[start of Data shown]
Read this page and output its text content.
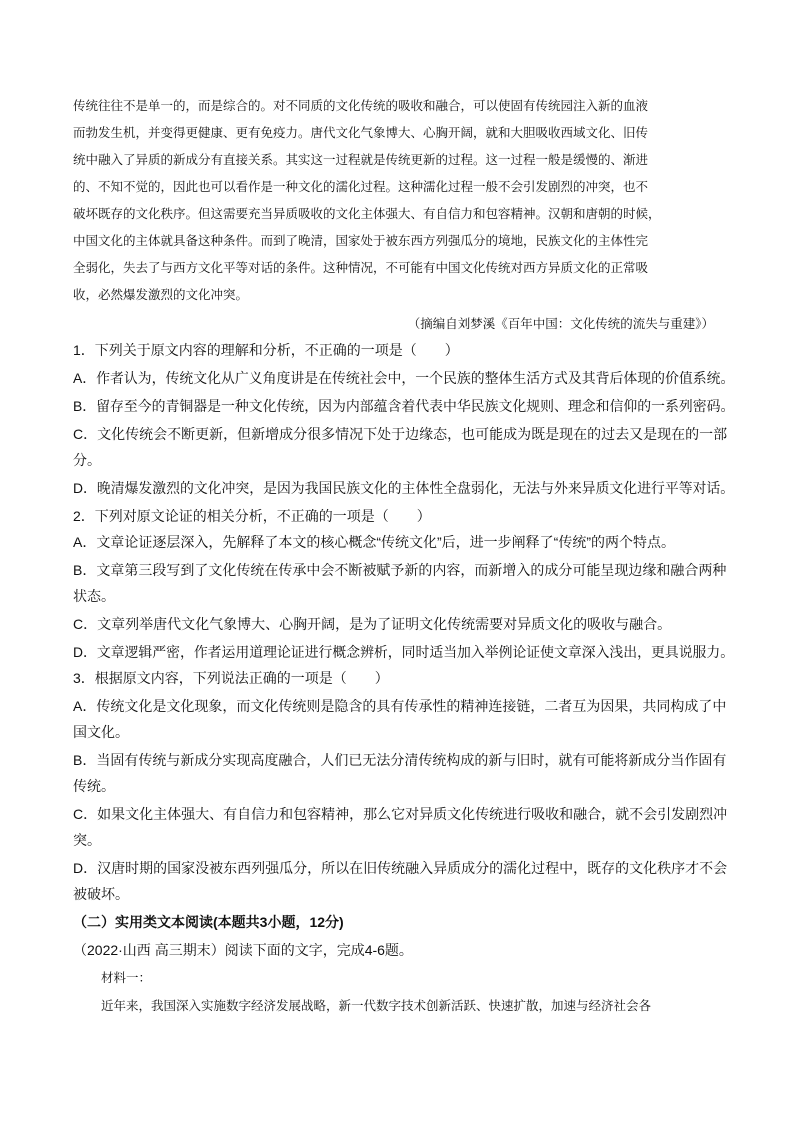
传统往往不是单一的，而是综合的。对不同质的文化传统的吸收和融合，可以使固有传统园注入新的血液
而勃发生机，并变得更健康、更有免疫力。唐代文化气象博大、心胸开阔，就和大胆吸收西域文化、旧传
统中融入了异质的新成分有直接关系。其实这一过程就是传统更新的过程。这一过程一般是缓慢的、渐进
的、不知不觉的，因此也可以看作是一种文化的濡化过程。这种濡化过程一般不会引发剧烈的冲突，也不
破坏既存的文化秩序。但这需要充当异质吸收的文化主体强大、有自信力和包容精神。汉朝和唐朝的时候，
中国文化的主体就具备这种条件。而到了晚清，国家处于被东西方列强瓜分的境地，民族文化的主体性完
全弱化，失去了与西方文化平等对话的条件。这种情况，不可能有中国文化传统对西方异质文化的正常吸
收，必然爆发激烈的文化冲突。
（摘编自刘梦溪《百年中国：文化传统的流失与重建》）
1．下列关于原文内容的理解和分析，不正确的一项是（　　）
A．作者认为，传统文化从广义角度讲是在传统社会中，一个民族的整体生活方式及其背后体现的价值系统。
B．留存至今的青铜器是一种文化传统，因为内部蕴含着代表中华民族文化规则、理念和信仰的一系列密码。
C．文化传统会不断更新，但新增成分很多情况下处于边缘态，也可能成为既是现在的过去又是现在的一部
分。
D．晚清爆发激烈的文化冲突，是因为我国民族文化的主体性全盘弱化，无法与外来异质文化进行平等对话。
2．下列对原文论证的相关分析，不正确的一项是（　　）
A．文章论证逐层深入，先解释了本文的核心概念“传统文化”后，进一步阐释了“传统”的两个特点。
B．文章第三段写到了文化传统在传承中会不断被赋予新的内容，而新增入的成分可能呈现边缘和融合两种
状态。
C．文章列举唐代文化气象博大、心胸开阔，是为了证明文化传统需要对异质文化的吸收与融合。
D．文章逻辑严密，作者运用道理论证进行概念辨析，同时适当加入举例论证使文章深入浅出，更具说服力。
3．根据原文内容，下列说法正确的一项是（　　）
A．传统文化是文化现象，而文化传统则是隐含的具有传承性的精神连接链，二者互为因果，共同构成了中
国文化。
B．当固有传统与新成分实现高度融合，人们已无法分清传统构成的新与旧时，就有可能将新成分当作固有
传统。
C．如果文化主体强大、有自信力和包容精神，那么它对异质文化传统进行吸收和融合，就不会引发剧烈冲
突。
D．汉唐时期的国家没被东西列强瓜分，所以在旧传统融入异质成分的濡化过程中，既存的文化秩序才不会
被破坏。
（二）实用类文本阅读(本题共3小题，12分)
（2022·山西 高三期末）阅读下面的文字，完成4-6题。
材料一：
近年来，我国深入实施数字经济发展战略，新一代数字技术创新活跃、快速扩散，加速与经济社会各
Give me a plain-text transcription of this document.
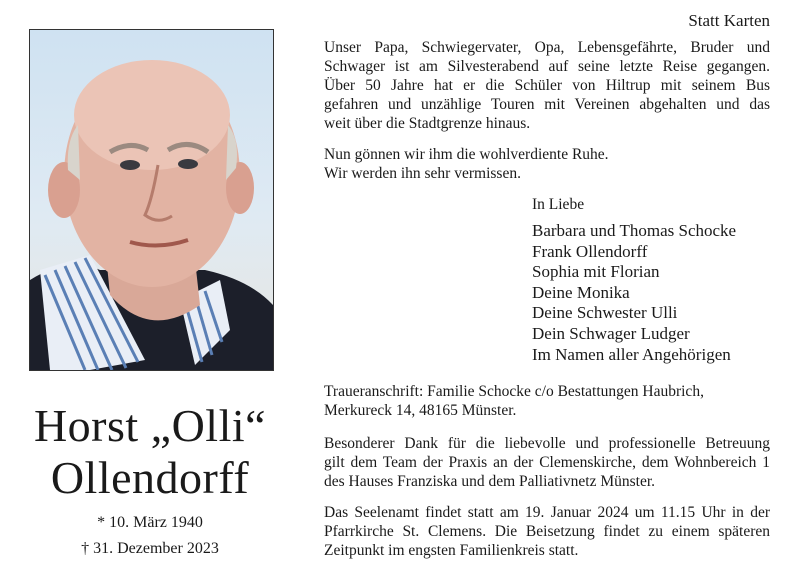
Horst „Olli“
Ollendorff
* 10. März 1940
† 31. Dezember 2023
Statt Karten
Unser Papa, Schwiegervater, Opa, Lebensgefährte, Bruder und
Schwager ist am Silvesterabend auf seine letzte Reise gegangen.
Über 50 Jahre hat er die Schüler von Hiltrup mit seinem Bus
gefahren und unzählige Touren mit Vereinen abgehalten und das
weit über die Stadtgrenze hinaus.
Nun gönnen wir ihm die wohlverdiente Ruhe.
Wir werden ihn sehr vermissen.
In Liebe
Barbara und Thomas Schocke
Frank Ollendorff
Sophia mit Florian
Deine Monika
Deine Schwester Ulli
Dein Schwager Ludger
Im Namen aller Angehörigen
Traueranschrift: Familie Schocke c/o Bestattungen Haubrich,
Merkureck 14, 48165 Münster.
Besonderer Dank für die liebevolle und professionelle Betreuung
gilt dem Team der Praxis an der Clemenskirche, dem Wohnbereich 1
des Hauses Franziska und dem Palliativnetz Münster.
Das Seelenamt findet statt am 19. Januar 2024 um 11.15 Uhr in der
Pfarrkirche St. Clemens. Die Beisetzung findet zu einem späteren
Zeitpunkt im engsten Familienkreis statt.
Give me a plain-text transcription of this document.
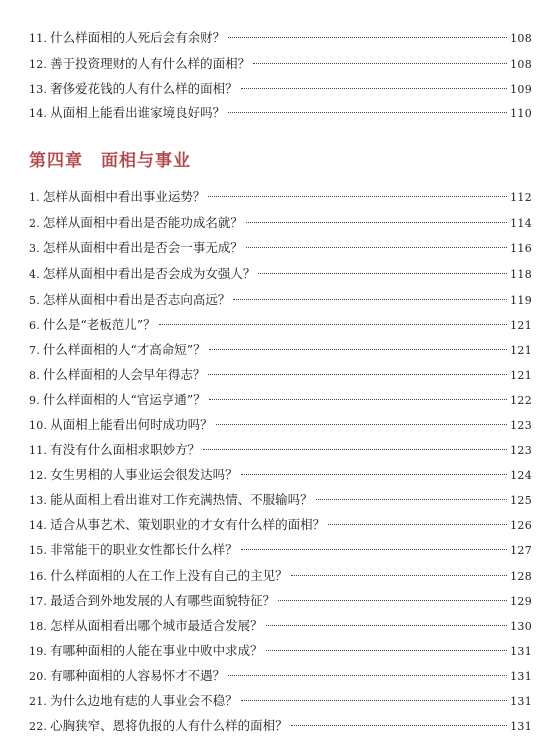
11. 什么样面相的人死后会有余财？	108
12. 善于投资理财的人有什么样的面相？	108
13. 奢侈爱花钱的人有什么样的面相？	109
14. 从面相上能看出谁家境良好吗？	110
第四章 面相与事业
1. 怎样从面相中看出事业运势？	112
2. 怎样从面相中看出是否能功成名就？	114
3. 怎样从面相中看出是否会一事无成？	116
4. 怎样从面相中看出是否会成为女强人？	118
5. 怎样从面相中看出是否志向高远？	119
6. 什么是“老板范儿”？	121
7. 什么样面相的人“才高命短”？	121
8. 什么样面相的人会早年得志？	121
9. 什么样面相的人“官运亨通”？	122
10. 从面相上能看出何时成功吗？	123
11. 有没有什么面相求职妙方？	123
12. 女生男相的人事业运会很发达吗？	124
13. 能从面相上看出谁对工作充满热情、不服输吗？	125
14. 适合从事艺术、策划职业的才女有什么样的面相？	126
15. 非常能干的职业女性都长什么样？	127
16. 什么样面相的人在工作上没有自己的主见？	128
17. 最适合到外地发展的人有哪些面貌特征？	129
18. 怎样从面相看出哪个城市最适合发展？	130
19. 有哪种面相的人能在事业中败中求成？	131
20. 有哪种面相的人容易怀才不遇？	131
21. 为什么边地有痣的人事业会不稳？	131
22. 心胸狭窄、恩将仇报的人有什么样的面相？	131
[end of Data shown]
_Stated problem_:
Copy all the lines of data exactly as they appear, dropping any images.

_Final result_:
Read this page and output its text content.
传统往往不是单一的，而是综合的。对不同质的文化传统的吸收和融合，可以使固有传统园注入新的血液
而勃发生机，并变得更健康、更有免疫力。唐代文化气象博大、心胸开阔，就和大胆吸收西域文化、旧传
统中融入了异质的新成分有直接关系。其实这一过程就是传统更新的过程。这一过程一般是缓慢的、渐进
的、不知不觉的，因此也可以看作是一种文化的濡化过程。这种濡化过程一般不会引发剧烈的冲突，也不
破坏既存的文化秩序。但这需要充当异质吸收的文化主体强大、有自信力和包容精神。汉朝和唐朝的时候，
中国文化的主体就具备这种条件。而到了晚清，国家处于被东西方列强瓜分的境地，民族文化的主体性完
全弱化，失去了与西方文化平等对话的条件。这种情况，不可能有中国文化传统对西方异质文化的正常吸
收，必然爆发激烈的文化冲突。
（摘编自刘梦溪《百年中国：文化传统的流失与重建》）
1．下列关于原文内容的理解和分析，不正确的一项是（　　）
A．作者认为，传统文化从广义角度讲是在传统社会中，一个民族的整体生活方式及其背后体现的价值系统。
B．留存至今的青铜器是一种文化传统，因为内部蕴含着代表中华民族文化规则、理念和信仰的一系列密码。
C．文化传统会不断更新，但新增成分很多情况下处于边缘态，也可能成为既是现在的过去又是现在的一部
分。
D．晚清爆发激烈的文化冲突，是因为我国民族文化的主体性全盘弱化，无法与外来异质文化进行平等对话。
2．下列对原文论证的相关分析，不正确的一项是（　　）
A．文章论证逐层深入，先解释了本文的核心概念“传统文化”后，进一步阐释了“传统”的两个特点。
B．文章第三段写到了文化传统在传承中会不断被赋予新的内容，而新增入的成分可能呈现边缘和融合两种
状态。
C．文章列举唐代文化气象博大、心胸开阔，是为了证明文化传统需要对异质文化的吸收与融合。
D．文章逻辑严密，作者运用道理论证进行概念辨析，同时适当加入举例论证使文章深入浅出，更具说服力。
3．根据原文内容，下列说法正确的一项是（　　）
A．传统文化是文化现象，而文化传统则是隐含的具有传承性的精神连接链，二者互为因果，共同构成了中
国文化。
B．当固有传统与新成分实现高度融合，人们已无法分清传统构成的新与旧时，就有可能将新成分当作固有
传统。
C．如果文化主体强大、有自信力和包容精神，那么它对异质文化传统进行吸收和融合，就不会引发剧烈冲
突。
D．汉唐时期的国家没被东西列强瓜分，所以在旧传统融入异质成分的濡化过程中，既存的文化秩序才不会
被破坏。
（二）实用类文本阅读(本题共3小题，12分)
（2022·山西 高三期末）阅读下面的文字，完成4-6题。
材料一：
近年来，我国深入实施数字经济发展战略，新一代数字技术创新活跃、快速扩散，加速与经济社会各
Give me a plain-text transcription of this document.
Horst „Olli“
Ollendorff
* 10. März 1940
† 31. Dezember 2023
Statt Karten
Unser Papa, Schwiegervater, Opa, Lebensgefährte, Bruder und
Schwager ist am Silvesterabend auf seine letzte Reise gegangen.
Über 50 Jahre hat er die Schüler von Hiltrup mit seinem Bus
gefahren und unzählige Touren mit Vereinen abgehalten und das
weit über die Stadtgrenze hinaus.
Nun gönnen wir ihm die wohlverdiente Ruhe.
Wir werden ihn sehr vermissen.
In Liebe
Barbara und Thomas Schocke
Frank Ollendorff
Sophia mit Florian
Deine Monika
Deine Schwester Ulli
Dein Schwager Ludger
Im Namen aller Angehörigen
Traueranschrift: Familie Schocke c/o Bestattungen Haubrich,
Merkureck 14, 48165 Münster.
Besonderer Dank für die liebevolle und professionelle Betreuung
gilt dem Team der Praxis an der Clemenskirche, dem Wohnbereich 1
des Hauses Franziska und dem Palliativnetz Münster.
Das Seelenamt findet statt am 19. Januar 2024 um 11.15 Uhr in der
Pfarrkirche St. Clemens. Die Beisetzung findet zu einem späteren
Zeitpunkt im engsten Familienkreis statt.
Give me a plain-text transcription of this document.
11. 什么样面相的人死后会有余财？	108
12. 善于投资理财的人有什么样的面相？	108
13. 奢侈爱花钱的人有什么样的面相？	109
14. 从面相上能看出谁家境良好吗？	110
第四章 面相与事业
1. 怎样从面相中看出事业运势？	112
2. 怎样从面相中看出是否能功成名就？	114
3. 怎样从面相中看出是否会一事无成？	116
4. 怎样从面相中看出是否会成为女强人？	118
5. 怎样从面相中看出是否志向高远？	119
6. 什么是“老板范儿”？	121
7. 什么样面相的人“才高命短”？	121
8. 什么样面相的人会早年得志？	121
9. 什么样面相的人“官运亨通”？	122
10. 从面相上能看出何时成功吗？	123
11. 有没有什么面相求职妙方？	123
12. 女生男相的人事业运会很发达吗？	124
13. 能从面相上看出谁对工作充满热情、不服输吗？	125
14. 适合从事艺术、策划职业的才女有什么样的面相？	126
15. 非常能干的职业女性都长什么样？	127
16. 什么样面相的人在工作上没有自己的主见？	128
17. 最适合到外地发展的人有哪些面貌特征？	129
18. 怎样从面相看出哪个城市最适合发展？	130
19. 有哪种面相的人能在事业中败中求成？	131
20. 有哪种面相的人容易怀才不遇？	131
21. 为什么边地有痣的人事业会不稳？	131
22. 心胸狭窄、恩将仇报的人有什么样的面相？	131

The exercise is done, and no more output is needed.